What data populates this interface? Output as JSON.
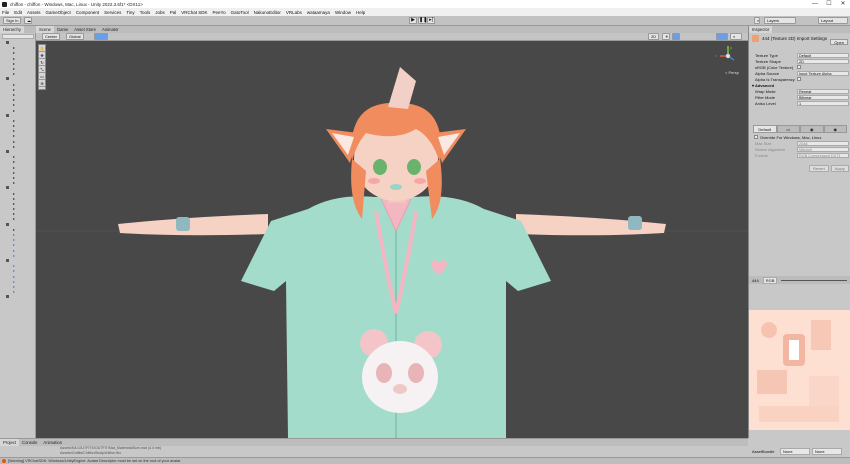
{
  "window": {
    "title": "chiffon - chiffon - Windows, Mac, Linux - Unity 2022.3.6f1* <DX11>",
    "controls": [
      "—",
      "☐",
      "✕"
    ]
  },
  "menu": [
    "File",
    "Edit",
    "Assets",
    "GameObject",
    "Component",
    "Services",
    "Tiny",
    "Tools",
    "Jobs",
    "Pal",
    "VRChat SDK",
    "PeeYo",
    "GatoTool",
    "NakunoEditor",
    "VRLabs",
    "wataamaya",
    "Window",
    "Help"
  ],
  "toolbar": {
    "account": "Sign In",
    "layers": "Layers",
    "layout": "Layout"
  },
  "hierarchy": {
    "tab": "Hierarchy"
  },
  "scene": {
    "tabs": [
      "Scene",
      "Game",
      "Asset Store",
      "Animator"
    ],
    "pivot": "Center",
    "space": "Global",
    "view_2d": "2D",
    "persp_label": "< Persp",
    "view_axes": {
      "x": "x",
      "y": "y",
      "z": "z"
    }
  },
  "inspector": {
    "tab": "Inspector",
    "title": "444 (Texture 2D) Import Settings",
    "open": "Open",
    "props": [
      {
        "label": "Texture Type",
        "value": "Default"
      },
      {
        "label": "Texture Shape",
        "value": "2D"
      },
      {
        "label": "sRGB (Color Texture)",
        "check": true
      },
      {
        "label": "Alpha Source",
        "value": "Input Texture Alpha"
      },
      {
        "label": "Alpha Is Transparency",
        "check": true
      },
      {
        "label": "▾ Advanced",
        "section": true
      },
      {
        "label": "Wrap Mode",
        "value": "Repeat"
      },
      {
        "label": "Filter Mode",
        "value": "Bilinear"
      },
      {
        "label": "Aniso Level",
        "value": "1"
      }
    ],
    "platform_tabs": [
      "Default",
      "▭",
      "◉",
      "◉"
    ],
    "override": "Override For Windows, Mac, Linux",
    "platform_props": [
      {
        "label": "Max Size",
        "value": "2048"
      },
      {
        "label": "Resize Algorithm",
        "value": "Mitchell"
      },
      {
        "label": "Format",
        "value": "RGB Compressed DXT1"
      }
    ],
    "revert": "Revert",
    "apply": "Apply",
    "preview_label": "444",
    "preview_value": "RGB",
    "asset_labels": "AssetBundle",
    "asset_none_1": "None",
    "asset_none_2": "None"
  },
  "bottom": {
    "tabs": [
      "Project",
      "Console",
      "Animation"
    ],
    "console_line_1": "Assets/KAI.OUTFITS/OUTFIT/Mat_Materials/Bum.mat (4.4 mb)",
    "console_line_2": "Assets/Outfits/Chiffon/Body/chiffon.fbx"
  },
  "status": {
    "message": "[Warning] VRChatSDK: Windows/UnityEngine: Avatar Descriptor must be set on the root of your avatar"
  },
  "colors": {
    "viewport_bg": "#484848",
    "skin": "#f6d2c4",
    "hair": "#f08c5e",
    "jacket": "#a4dccb",
    "accent_pink": "#f4b6c2"
  }
}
────────────────────────────────────────
The exercise
Strip out the pictures and quote the remaining data word for word.

Result
What data populates this interface? Output as JSON.
{
  "window": {
    "title": "chiffon - chiffon - Windows, Mac, Linux - Unity 2022.3.6f1* <DX11>",
    "controls": [
      "—",
      "☐",
      "✕"
    ]
  },
  "menu": [
    "File",
    "Edit",
    "Assets",
    "GameObject",
    "Component",
    "Services",
    "Tiny",
    "Tools",
    "Jobs",
    "Pal",
    "VRChat SDK",
    "PeeYo",
    "GatoTool",
    "NakunoEditor",
    "VRLabs",
    "wataamaya",
    "Window",
    "Help"
  ],
  "toolbar": {
    "account": "Sign In",
    "layers": "Layers",
    "layout": "Layout"
  },
  "hierarchy": {
    "tab": "Hierarchy"
  },
  "scene": {
    "tabs": [
      "Scene",
      "Game",
      "Asset Store",
      "Animator"
    ],
    "pivot": "Center",
    "space": "Global",
    "view_2d": "2D",
    "persp_label": "< Persp",
    "view_axes": {
      "x": "x",
      "y": "y",
      "z": "z"
    }
  },
  "inspector": {
    "tab": "Inspector",
    "title": "444 (Texture 2D) Import Settings",
    "open": "Open",
    "props": [
      {
        "label": "Texture Type",
        "value": "Default"
      },
      {
        "label": "Texture Shape",
        "value": "2D"
      },
      {
        "label": "sRGB (Color Texture)",
        "check": true
      },
      {
        "label": "Alpha Source",
        "value": "Input Texture Alpha"
      },
      {
        "label": "Alpha Is Transparency",
        "check": true
      },
      {
        "label": "▾ Advanced",
        "section": true
      },
      {
        "label": "Wrap Mode",
        "value": "Repeat"
      },
      {
        "label": "Filter Mode",
        "value": "Bilinear"
      },
      {
        "label": "Aniso Level",
        "value": "1"
      }
    ],
    "platform_tabs": [
      "Default",
      "▭",
      "◉",
      "◉"
    ],
    "override": "Override For Windows, Mac, Linux",
    "platform_props": [
      {
        "label": "Max Size",
        "value": "2048"
      },
      {
        "label": "Resize Algorithm",
        "value": "Mitchell"
      },
      {
        "label": "Format",
        "value": "RGB Compressed DXT1"
      }
    ],
    "revert": "Revert",
    "apply": "Apply",
    "preview_label": "444",
    "preview_value": "RGB",
    "asset_labels": "AssetBundle",
    "asset_none_1": "None",
    "asset_none_2": "None"
  },
  "bottom": {
    "tabs": [
      "Project",
      "Console",
      "Animation"
    ],
    "console_line_1": "Assets/KAI.OUTFITS/OUTFIT/Mat_Materials/Bum.mat (4.4 mb)",
    "console_line_2": "Assets/Outfits/Chiffon/Body/chiffon.fbx"
  },
  "status": {
    "message": "[Warning] VRChatSDK: Windows/UnityEngine: Avatar Descriptor must be set on the root of your avatar"
  },
  "colors": {
    "viewport_bg": "#484848",
    "skin": "#f6d2c4",
    "hair": "#f08c5e",
    "jacket": "#a4dccb",
    "accent_pink": "#f4b6c2"
  }
}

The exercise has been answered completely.